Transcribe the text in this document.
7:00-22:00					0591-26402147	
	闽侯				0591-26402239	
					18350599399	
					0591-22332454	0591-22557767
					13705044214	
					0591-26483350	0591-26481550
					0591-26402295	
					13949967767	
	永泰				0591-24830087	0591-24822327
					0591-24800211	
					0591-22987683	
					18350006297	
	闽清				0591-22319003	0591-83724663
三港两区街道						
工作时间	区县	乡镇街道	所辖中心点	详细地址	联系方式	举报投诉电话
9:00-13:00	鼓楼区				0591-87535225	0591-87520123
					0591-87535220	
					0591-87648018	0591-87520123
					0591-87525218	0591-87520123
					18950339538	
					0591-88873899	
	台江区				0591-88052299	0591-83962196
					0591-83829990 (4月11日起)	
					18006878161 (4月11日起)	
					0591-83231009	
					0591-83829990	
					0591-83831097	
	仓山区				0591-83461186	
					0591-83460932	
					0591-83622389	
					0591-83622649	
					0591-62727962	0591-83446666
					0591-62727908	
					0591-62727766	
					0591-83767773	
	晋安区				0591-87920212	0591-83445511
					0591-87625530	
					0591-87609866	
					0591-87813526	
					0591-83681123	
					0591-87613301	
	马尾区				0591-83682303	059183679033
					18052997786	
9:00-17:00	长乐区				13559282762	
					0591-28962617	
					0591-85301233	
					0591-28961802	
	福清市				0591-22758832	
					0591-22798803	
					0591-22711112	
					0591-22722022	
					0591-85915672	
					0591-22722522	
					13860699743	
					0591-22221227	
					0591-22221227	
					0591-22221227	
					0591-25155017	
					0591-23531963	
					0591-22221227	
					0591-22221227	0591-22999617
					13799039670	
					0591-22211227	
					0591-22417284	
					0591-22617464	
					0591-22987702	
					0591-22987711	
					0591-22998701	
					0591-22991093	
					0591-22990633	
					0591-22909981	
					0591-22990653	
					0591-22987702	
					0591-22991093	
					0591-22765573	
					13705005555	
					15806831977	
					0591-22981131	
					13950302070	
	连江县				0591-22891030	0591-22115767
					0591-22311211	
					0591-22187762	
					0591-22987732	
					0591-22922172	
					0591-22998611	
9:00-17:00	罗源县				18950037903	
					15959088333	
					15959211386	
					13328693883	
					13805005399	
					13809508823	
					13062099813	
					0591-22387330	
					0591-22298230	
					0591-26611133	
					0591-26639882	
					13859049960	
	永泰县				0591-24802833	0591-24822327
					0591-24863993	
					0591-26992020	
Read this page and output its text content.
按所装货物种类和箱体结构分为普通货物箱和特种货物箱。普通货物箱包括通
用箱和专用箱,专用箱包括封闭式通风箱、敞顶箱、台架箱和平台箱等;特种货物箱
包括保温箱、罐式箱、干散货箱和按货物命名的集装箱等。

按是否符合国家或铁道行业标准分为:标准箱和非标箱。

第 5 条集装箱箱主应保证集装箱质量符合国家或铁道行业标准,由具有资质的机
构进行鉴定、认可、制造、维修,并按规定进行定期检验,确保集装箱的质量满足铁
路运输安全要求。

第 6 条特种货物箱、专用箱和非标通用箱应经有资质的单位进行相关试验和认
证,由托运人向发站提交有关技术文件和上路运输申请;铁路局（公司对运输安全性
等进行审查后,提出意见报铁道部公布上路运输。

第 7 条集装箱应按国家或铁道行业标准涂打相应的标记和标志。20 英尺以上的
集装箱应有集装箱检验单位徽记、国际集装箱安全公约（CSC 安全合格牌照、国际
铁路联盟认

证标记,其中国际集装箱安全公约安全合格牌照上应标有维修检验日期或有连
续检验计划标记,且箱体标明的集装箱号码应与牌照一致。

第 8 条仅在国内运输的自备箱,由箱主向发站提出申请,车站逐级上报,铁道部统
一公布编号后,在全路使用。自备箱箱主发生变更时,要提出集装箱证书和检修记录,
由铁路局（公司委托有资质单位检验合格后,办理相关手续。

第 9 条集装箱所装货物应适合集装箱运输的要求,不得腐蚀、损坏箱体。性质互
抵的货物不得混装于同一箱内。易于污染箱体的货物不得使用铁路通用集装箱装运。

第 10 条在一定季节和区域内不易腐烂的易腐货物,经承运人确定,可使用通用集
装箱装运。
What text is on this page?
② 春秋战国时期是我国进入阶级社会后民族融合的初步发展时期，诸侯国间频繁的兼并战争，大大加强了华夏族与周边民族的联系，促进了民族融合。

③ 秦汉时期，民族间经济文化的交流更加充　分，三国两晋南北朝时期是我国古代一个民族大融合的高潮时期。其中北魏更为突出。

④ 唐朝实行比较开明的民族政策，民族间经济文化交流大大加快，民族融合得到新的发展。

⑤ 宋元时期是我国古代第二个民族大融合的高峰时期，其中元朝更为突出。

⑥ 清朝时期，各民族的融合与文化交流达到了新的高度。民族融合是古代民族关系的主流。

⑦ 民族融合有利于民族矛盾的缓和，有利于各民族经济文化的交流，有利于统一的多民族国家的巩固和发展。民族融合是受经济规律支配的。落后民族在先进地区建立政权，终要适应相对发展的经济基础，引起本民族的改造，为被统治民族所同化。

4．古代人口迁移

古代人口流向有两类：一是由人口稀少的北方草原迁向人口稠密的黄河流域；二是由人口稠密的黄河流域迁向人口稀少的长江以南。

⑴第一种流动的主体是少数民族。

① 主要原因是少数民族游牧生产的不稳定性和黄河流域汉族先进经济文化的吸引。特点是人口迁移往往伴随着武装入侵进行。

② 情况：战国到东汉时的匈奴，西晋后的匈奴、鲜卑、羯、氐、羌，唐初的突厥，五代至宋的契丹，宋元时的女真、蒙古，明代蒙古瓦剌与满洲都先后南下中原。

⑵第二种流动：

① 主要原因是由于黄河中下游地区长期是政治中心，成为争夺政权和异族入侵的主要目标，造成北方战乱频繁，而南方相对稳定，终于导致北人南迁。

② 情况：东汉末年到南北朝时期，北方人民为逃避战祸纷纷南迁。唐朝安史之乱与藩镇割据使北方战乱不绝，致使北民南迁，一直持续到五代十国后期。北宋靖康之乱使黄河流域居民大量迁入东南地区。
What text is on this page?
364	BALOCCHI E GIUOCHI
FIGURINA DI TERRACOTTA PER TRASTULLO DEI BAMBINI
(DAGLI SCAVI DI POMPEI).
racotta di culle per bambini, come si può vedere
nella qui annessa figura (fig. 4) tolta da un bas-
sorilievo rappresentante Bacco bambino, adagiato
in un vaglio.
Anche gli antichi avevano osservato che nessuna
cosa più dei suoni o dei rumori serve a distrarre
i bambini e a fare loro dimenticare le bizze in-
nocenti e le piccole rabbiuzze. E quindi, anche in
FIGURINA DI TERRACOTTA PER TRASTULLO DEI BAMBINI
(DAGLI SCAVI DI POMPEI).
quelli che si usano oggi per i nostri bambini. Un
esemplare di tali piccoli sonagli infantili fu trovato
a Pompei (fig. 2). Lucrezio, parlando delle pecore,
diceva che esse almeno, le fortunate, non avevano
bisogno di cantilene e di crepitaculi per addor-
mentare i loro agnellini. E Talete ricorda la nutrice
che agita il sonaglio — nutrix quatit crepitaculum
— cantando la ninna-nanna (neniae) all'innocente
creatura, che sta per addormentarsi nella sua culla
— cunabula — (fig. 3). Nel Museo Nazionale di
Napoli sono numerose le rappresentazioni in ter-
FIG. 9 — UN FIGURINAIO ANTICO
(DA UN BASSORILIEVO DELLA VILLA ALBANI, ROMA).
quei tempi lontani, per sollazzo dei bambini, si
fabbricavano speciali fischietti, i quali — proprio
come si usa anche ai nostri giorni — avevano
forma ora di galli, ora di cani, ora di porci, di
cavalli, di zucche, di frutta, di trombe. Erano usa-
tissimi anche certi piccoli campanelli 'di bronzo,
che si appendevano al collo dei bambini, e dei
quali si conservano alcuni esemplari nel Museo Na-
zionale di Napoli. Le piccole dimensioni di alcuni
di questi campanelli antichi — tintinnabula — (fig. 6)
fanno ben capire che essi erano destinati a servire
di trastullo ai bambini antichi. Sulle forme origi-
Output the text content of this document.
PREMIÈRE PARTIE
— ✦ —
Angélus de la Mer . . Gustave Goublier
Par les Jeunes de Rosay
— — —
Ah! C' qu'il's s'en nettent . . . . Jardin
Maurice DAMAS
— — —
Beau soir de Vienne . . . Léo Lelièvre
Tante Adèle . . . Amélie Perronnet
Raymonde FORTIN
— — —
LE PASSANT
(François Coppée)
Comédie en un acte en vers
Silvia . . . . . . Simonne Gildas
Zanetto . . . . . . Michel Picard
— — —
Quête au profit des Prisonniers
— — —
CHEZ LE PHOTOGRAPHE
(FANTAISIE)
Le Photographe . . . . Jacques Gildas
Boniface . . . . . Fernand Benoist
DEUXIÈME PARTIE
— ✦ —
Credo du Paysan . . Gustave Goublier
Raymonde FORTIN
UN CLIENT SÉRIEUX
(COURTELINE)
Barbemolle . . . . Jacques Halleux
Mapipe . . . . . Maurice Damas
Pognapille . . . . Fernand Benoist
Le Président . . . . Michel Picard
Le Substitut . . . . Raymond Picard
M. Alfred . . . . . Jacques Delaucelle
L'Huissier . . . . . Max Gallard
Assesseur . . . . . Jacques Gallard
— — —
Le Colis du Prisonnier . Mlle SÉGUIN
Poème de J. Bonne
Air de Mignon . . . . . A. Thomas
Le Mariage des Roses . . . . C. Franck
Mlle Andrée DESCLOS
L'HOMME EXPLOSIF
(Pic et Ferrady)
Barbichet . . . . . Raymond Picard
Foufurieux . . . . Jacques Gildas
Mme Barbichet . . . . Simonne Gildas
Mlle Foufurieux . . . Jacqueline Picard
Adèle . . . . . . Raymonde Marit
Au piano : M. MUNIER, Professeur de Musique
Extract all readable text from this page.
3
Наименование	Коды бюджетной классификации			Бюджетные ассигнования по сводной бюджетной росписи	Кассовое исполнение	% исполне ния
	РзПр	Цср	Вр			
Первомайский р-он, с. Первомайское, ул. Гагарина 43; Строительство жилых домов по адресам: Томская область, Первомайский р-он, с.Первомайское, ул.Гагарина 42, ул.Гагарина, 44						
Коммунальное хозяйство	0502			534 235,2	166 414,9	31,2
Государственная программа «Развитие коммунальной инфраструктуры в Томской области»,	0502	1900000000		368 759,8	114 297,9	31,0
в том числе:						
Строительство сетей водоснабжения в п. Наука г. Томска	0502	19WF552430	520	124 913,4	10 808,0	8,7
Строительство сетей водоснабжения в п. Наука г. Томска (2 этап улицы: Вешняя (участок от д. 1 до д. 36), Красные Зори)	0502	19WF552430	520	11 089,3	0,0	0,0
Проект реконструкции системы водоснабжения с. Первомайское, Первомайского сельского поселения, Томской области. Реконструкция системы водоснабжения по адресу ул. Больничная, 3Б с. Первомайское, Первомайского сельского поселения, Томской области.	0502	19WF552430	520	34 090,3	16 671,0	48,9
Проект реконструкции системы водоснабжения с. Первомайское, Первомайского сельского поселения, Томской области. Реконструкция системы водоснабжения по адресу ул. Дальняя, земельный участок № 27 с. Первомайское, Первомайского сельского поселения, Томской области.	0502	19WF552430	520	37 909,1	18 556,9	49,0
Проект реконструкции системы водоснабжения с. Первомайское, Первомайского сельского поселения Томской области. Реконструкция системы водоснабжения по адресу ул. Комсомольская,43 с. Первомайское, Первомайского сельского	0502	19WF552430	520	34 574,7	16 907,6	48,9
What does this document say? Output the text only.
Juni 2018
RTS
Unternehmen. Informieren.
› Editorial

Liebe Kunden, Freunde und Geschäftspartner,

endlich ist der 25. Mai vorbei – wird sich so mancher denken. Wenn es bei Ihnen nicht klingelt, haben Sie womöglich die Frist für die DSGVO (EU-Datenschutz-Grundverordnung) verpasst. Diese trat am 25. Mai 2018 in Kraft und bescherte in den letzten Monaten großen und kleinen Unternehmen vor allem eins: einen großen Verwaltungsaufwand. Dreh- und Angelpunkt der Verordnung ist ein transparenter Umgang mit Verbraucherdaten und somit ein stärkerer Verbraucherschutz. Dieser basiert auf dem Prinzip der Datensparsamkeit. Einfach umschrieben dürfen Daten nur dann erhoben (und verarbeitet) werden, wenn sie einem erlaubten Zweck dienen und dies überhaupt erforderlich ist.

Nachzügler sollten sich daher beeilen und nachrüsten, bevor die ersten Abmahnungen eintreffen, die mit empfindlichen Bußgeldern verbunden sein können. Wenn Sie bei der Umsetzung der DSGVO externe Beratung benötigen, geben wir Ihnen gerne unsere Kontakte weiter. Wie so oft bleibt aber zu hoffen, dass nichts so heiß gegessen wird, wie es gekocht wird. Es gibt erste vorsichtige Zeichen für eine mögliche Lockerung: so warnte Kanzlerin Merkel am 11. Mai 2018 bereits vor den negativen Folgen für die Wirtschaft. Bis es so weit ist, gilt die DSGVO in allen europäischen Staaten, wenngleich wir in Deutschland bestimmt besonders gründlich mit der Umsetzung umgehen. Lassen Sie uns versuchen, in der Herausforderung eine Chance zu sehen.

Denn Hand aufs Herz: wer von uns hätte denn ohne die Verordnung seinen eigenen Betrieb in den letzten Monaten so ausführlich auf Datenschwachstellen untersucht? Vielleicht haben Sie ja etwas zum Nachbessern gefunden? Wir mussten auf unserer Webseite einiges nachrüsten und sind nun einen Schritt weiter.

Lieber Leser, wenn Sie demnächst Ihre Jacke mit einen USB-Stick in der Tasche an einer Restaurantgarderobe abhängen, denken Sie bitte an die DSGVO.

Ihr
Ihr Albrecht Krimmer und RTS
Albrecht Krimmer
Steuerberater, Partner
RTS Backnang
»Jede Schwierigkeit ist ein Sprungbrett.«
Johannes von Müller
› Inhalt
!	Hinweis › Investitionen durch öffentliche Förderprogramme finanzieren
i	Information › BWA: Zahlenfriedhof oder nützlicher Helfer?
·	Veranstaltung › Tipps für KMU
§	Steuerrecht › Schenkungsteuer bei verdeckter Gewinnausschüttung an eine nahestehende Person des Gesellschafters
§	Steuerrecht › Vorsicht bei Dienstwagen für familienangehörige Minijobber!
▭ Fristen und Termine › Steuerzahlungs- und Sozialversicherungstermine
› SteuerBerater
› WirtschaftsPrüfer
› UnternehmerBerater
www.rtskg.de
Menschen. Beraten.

SHORT TASK: From the records above, work out how many lines contain the string "Первомайского". Give only the number.

RESULT FOR THIS TASK: 3